> _TASK REQUIREMENTS_
Going through the material below, please gather all lines with the word "freq" in them.

> _DATA RECORDS_
* Begin *
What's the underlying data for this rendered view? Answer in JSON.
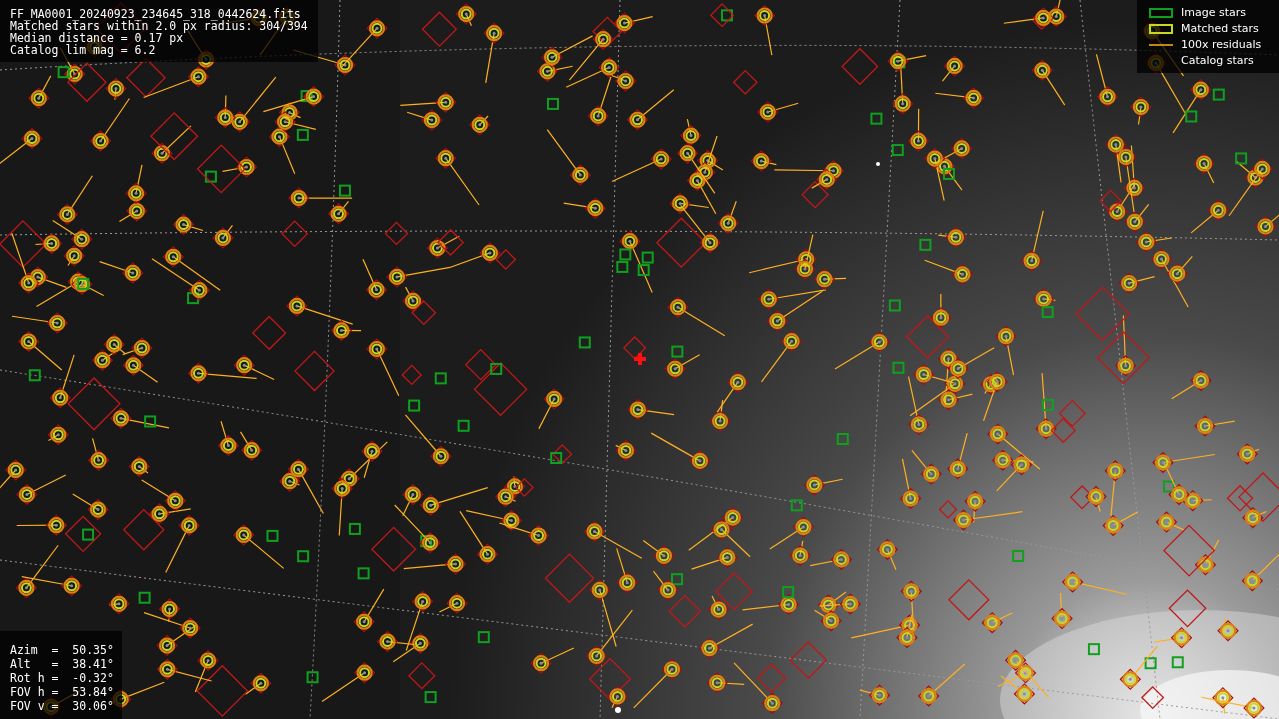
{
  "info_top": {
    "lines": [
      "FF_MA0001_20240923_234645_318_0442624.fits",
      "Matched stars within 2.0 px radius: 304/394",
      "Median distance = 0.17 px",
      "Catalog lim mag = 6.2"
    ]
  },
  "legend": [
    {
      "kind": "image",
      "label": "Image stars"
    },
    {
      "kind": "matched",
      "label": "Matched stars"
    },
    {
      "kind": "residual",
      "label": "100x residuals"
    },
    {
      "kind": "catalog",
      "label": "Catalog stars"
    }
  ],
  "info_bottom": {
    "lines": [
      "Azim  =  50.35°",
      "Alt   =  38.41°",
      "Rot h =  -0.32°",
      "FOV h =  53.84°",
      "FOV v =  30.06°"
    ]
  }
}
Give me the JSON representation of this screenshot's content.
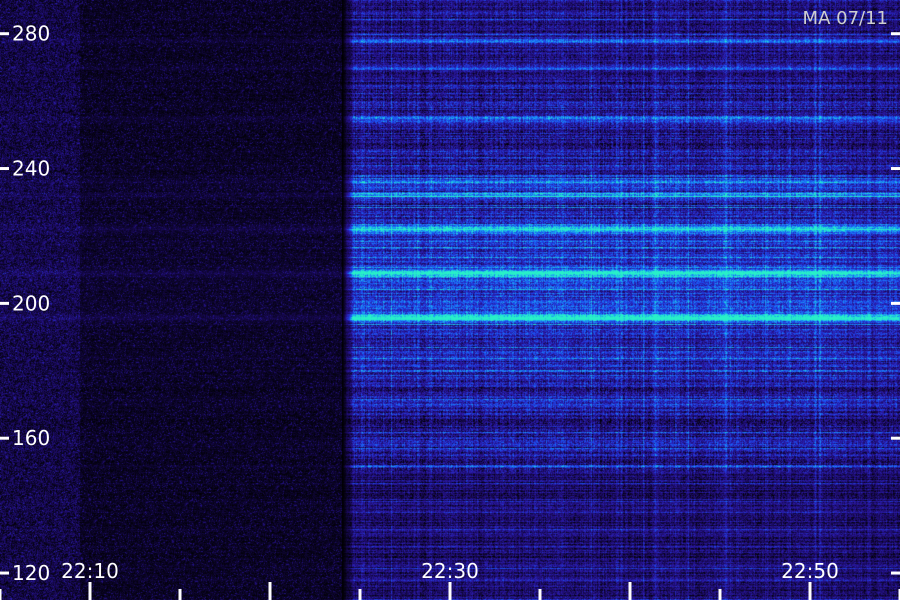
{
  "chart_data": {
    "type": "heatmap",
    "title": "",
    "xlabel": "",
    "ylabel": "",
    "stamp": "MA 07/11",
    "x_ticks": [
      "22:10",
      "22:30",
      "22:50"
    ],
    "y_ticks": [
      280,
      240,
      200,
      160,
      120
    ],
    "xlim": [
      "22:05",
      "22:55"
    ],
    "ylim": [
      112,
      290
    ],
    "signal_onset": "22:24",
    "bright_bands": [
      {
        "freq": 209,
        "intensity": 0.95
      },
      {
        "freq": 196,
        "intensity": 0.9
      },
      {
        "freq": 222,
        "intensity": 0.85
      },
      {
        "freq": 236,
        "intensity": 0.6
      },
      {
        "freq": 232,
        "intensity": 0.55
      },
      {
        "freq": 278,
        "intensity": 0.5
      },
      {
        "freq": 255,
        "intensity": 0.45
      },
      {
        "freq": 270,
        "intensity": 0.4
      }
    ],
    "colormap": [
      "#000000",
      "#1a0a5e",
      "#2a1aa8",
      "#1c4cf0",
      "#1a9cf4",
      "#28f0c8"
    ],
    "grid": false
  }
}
* End *
> _SOLVED PROBLEM_
        "freq": 209,
        "freq": 196,
        "freq": 222,
        "freq": 236,
        "freq": 232,
        "freq": 278,
        "freq": 255,
        "freq": 270,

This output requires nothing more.